## [Written problem]
Images do not belong in the copy. Retype all the entries below exactly.

## [Extracted records]
::::

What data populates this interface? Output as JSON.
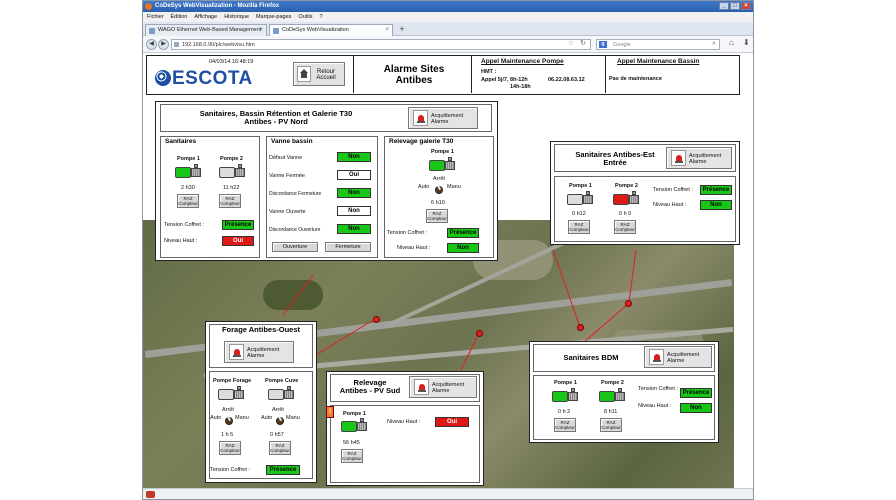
{
  "browser": {
    "window_title": "CoDeSys WebVisualization - Mozilla Firefox",
    "menu": [
      "Fichier",
      "Édition",
      "Affichage",
      "Historique",
      "Marque-pages",
      "Outils",
      "?"
    ],
    "tabs": [
      {
        "label": "WAGO Ethernet Web-Based Management"
      },
      {
        "label": "CoDeSys WebVisualization"
      }
    ],
    "url": "192.168.0.90/plc/webvisu.htm",
    "search_placeholder": "Google"
  },
  "header": {
    "datetime": "04/03/14 16:48:19",
    "logo": "ESCOTA",
    "retour_label": "Retour Accueil",
    "title_line1": "Alarme Sites",
    "title_line2": "Antibes",
    "maint_pompe": {
      "title": "Appel Maintenance Pompe",
      "hmt": "HMT :",
      "line1": "Appel 5j/7, 8h-12h",
      "phone": "06.22.08.63.12",
      "line2": "14h-18h"
    },
    "maint_bassin": {
      "title": "Appel Maintenance Bassin",
      "status": "Pas de maintenance"
    }
  },
  "ack_label": "Acquittement Alarme",
  "raz_label": "RAZ Compteur",
  "sanitaires_main": {
    "title_line1": "Sanitaires, Bassin Rétention et Galerie T30",
    "title_line2": "Antibes - PV Nord",
    "sanitaires": {
      "title": "Sanitaires",
      "pump1": {
        "label": "Pompe 1",
        "hours": "2 h30"
      },
      "pump2": {
        "label": "Pompe 2",
        "hours": "11 h22"
      },
      "tension_label": "Tension Coffret :",
      "tension_value": "Présence",
      "niveau_label": "Niveau Haut :",
      "niveau_value": "Oui"
    },
    "vanne": {
      "title": "Vanne bassin",
      "rows": [
        {
          "label": "Défaut Vanne",
          "value": "Non",
          "color": "green"
        },
        {
          "label": "Vanne Fermée",
          "value": "Oui",
          "color": "white"
        },
        {
          "label": "Discordance Fermeture",
          "value": "Non",
          "color": "green"
        },
        {
          "label": "Vanne Ouverte",
          "value": "Non",
          "color": "white"
        },
        {
          "label": "Discordance Ouverture",
          "value": "Non",
          "color": "green"
        }
      ],
      "open_label": "Ouverture",
      "close_label": "Fermeture"
    },
    "relevage": {
      "title": "Relevage galerie T30",
      "pump1": {
        "label": "Pompe 1",
        "hours": "6 h10"
      },
      "arret": "Arrêt",
      "auto": "Auto",
      "manu": "Manu",
      "tension_label": "Tension Coffret :",
      "tension_value": "Présence",
      "niveau_label": "Niveau Haut :",
      "niveau_value": "Non"
    }
  },
  "sanitaires_est": {
    "title_line1": "Sanitaires Antibes-Est",
    "title_line2": "Entrée",
    "pump1": {
      "label": "Pompe 1",
      "hours": "0 h12"
    },
    "pump2": {
      "label": "Pompe 2",
      "hours": "0 h 0"
    },
    "tension_label": "Tension Coffret :",
    "tension_value": "Présence",
    "niveau_label": "Niveau Haut :",
    "niveau_value": "Non"
  },
  "forage": {
    "title": "Forage Antibes-Ouest",
    "pump1": {
      "label": "Pompe Forage",
      "hours": "1 h 5"
    },
    "pump2": {
      "label": "Pompe Cuve",
      "hours": "0 h57"
    },
    "arret": "Arrêt",
    "auto": "Auto",
    "manu": "Manu",
    "tension_label": "Tension Coffret :",
    "tension_value": "Présence"
  },
  "relevage_sud": {
    "title_line1": "Relevage",
    "title_line2": "Antibes - PV Sud",
    "marker": "!",
    "pump1": {
      "label": "Pompe 1",
      "hours": "56 h45"
    },
    "niveau_label": "Niveau Haut :",
    "niveau_value": "Oui"
  },
  "sanitaires_bdm": {
    "title": "Sanitaires BDM",
    "pump1": {
      "label": "Pompe 1",
      "hours": "0 h 2"
    },
    "pump2": {
      "label": "Pompe 2",
      "hours": "8 h11"
    },
    "tension_label": "Tension Coffret :",
    "tension_value": "Présence",
    "niveau_label": "Niveau Haut :",
    "niveau_value": "Non"
  }
}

::::

## [Complete answer]
What data populates this interface? Output as JSON.
{
  "browser": {
    "window_title": "CoDeSys WebVisualization - Mozilla Firefox",
    "menu": [
      "Fichier",
      "Édition",
      "Affichage",
      "Historique",
      "Marque-pages",
      "Outils",
      "?"
    ],
    "tabs": [
      {
        "label": "WAGO Ethernet Web-Based Management"
      },
      {
        "label": "CoDeSys WebVisualization"
      }
    ],
    "url": "192.168.0.90/plc/webvisu.htm",
    "search_placeholder": "Google"
  },
  "header": {
    "datetime": "04/03/14 16:48:19",
    "logo": "ESCOTA",
    "retour_label": "Retour Accueil",
    "title_line1": "Alarme Sites",
    "title_line2": "Antibes",
    "maint_pompe": {
      "title": "Appel Maintenance Pompe",
      "hmt": "HMT :",
      "line1": "Appel 5j/7, 8h-12h",
      "phone": "06.22.08.63.12",
      "line2": "14h-18h"
    },
    "maint_bassin": {
      "title": "Appel Maintenance Bassin",
      "status": "Pas de maintenance"
    }
  },
  "ack_label": "Acquittement Alarme",
  "raz_label": "RAZ Compteur",
  "sanitaires_main": {
    "title_line1": "Sanitaires, Bassin Rétention et Galerie T30",
    "title_line2": "Antibes - PV Nord",
    "sanitaires": {
      "title": "Sanitaires",
      "pump1": {
        "label": "Pompe 1",
        "hours": "2 h30"
      },
      "pump2": {
        "label": "Pompe 2",
        "hours": "11 h22"
      },
      "tension_label": "Tension Coffret :",
      "tension_value": "Présence",
      "niveau_label": "Niveau Haut :",
      "niveau_value": "Oui"
    },
    "vanne": {
      "title": "Vanne bassin",
      "rows": [
        {
          "label": "Défaut Vanne",
          "value": "Non",
          "color": "green"
        },
        {
          "label": "Vanne Fermée",
          "value": "Oui",
          "color": "white"
        },
        {
          "label": "Discordance Fermeture",
          "value": "Non",
          "color": "green"
        },
        {
          "label": "Vanne Ouverte",
          "value": "Non",
          "color": "white"
        },
        {
          "label": "Discordance Ouverture",
          "value": "Non",
          "color": "green"
        }
      ],
      "open_label": "Ouverture",
      "close_label": "Fermeture"
    },
    "relevage": {
      "title": "Relevage galerie T30",
      "pump1": {
        "label": "Pompe 1",
        "hours": "6 h10"
      },
      "arret": "Arrêt",
      "auto": "Auto",
      "manu": "Manu",
      "tension_label": "Tension Coffret :",
      "tension_value": "Présence",
      "niveau_label": "Niveau Haut :",
      "niveau_value": "Non"
    }
  },
  "sanitaires_est": {
    "title_line1": "Sanitaires Antibes-Est",
    "title_line2": "Entrée",
    "pump1": {
      "label": "Pompe 1",
      "hours": "0 h12"
    },
    "pump2": {
      "label": "Pompe 2",
      "hours": "0 h 0"
    },
    "tension_label": "Tension Coffret :",
    "tension_value": "Présence",
    "niveau_label": "Niveau Haut :",
    "niveau_value": "Non"
  },
  "forage": {
    "title": "Forage Antibes-Ouest",
    "pump1": {
      "label": "Pompe Forage",
      "hours": "1 h 5"
    },
    "pump2": {
      "label": "Pompe Cuve",
      "hours": "0 h57"
    },
    "arret": "Arrêt",
    "auto": "Auto",
    "manu": "Manu",
    "tension_label": "Tension Coffret :",
    "tension_value": "Présence"
  },
  "relevage_sud": {
    "title_line1": "Relevage",
    "title_line2": "Antibes - PV Sud",
    "marker": "!",
    "pump1": {
      "label": "Pompe 1",
      "hours": "56 h45"
    },
    "niveau_label": "Niveau Haut :",
    "niveau_value": "Oui"
  },
  "sanitaires_bdm": {
    "title": "Sanitaires BDM",
    "pump1": {
      "label": "Pompe 1",
      "hours": "0 h 2"
    },
    "pump2": {
      "label": "Pompe 2",
      "hours": "8 h11"
    },
    "tension_label": "Tension Coffret :",
    "tension_value": "Présence",
    "niveau_label": "Niveau Haut :",
    "niveau_value": "Non"
  }
}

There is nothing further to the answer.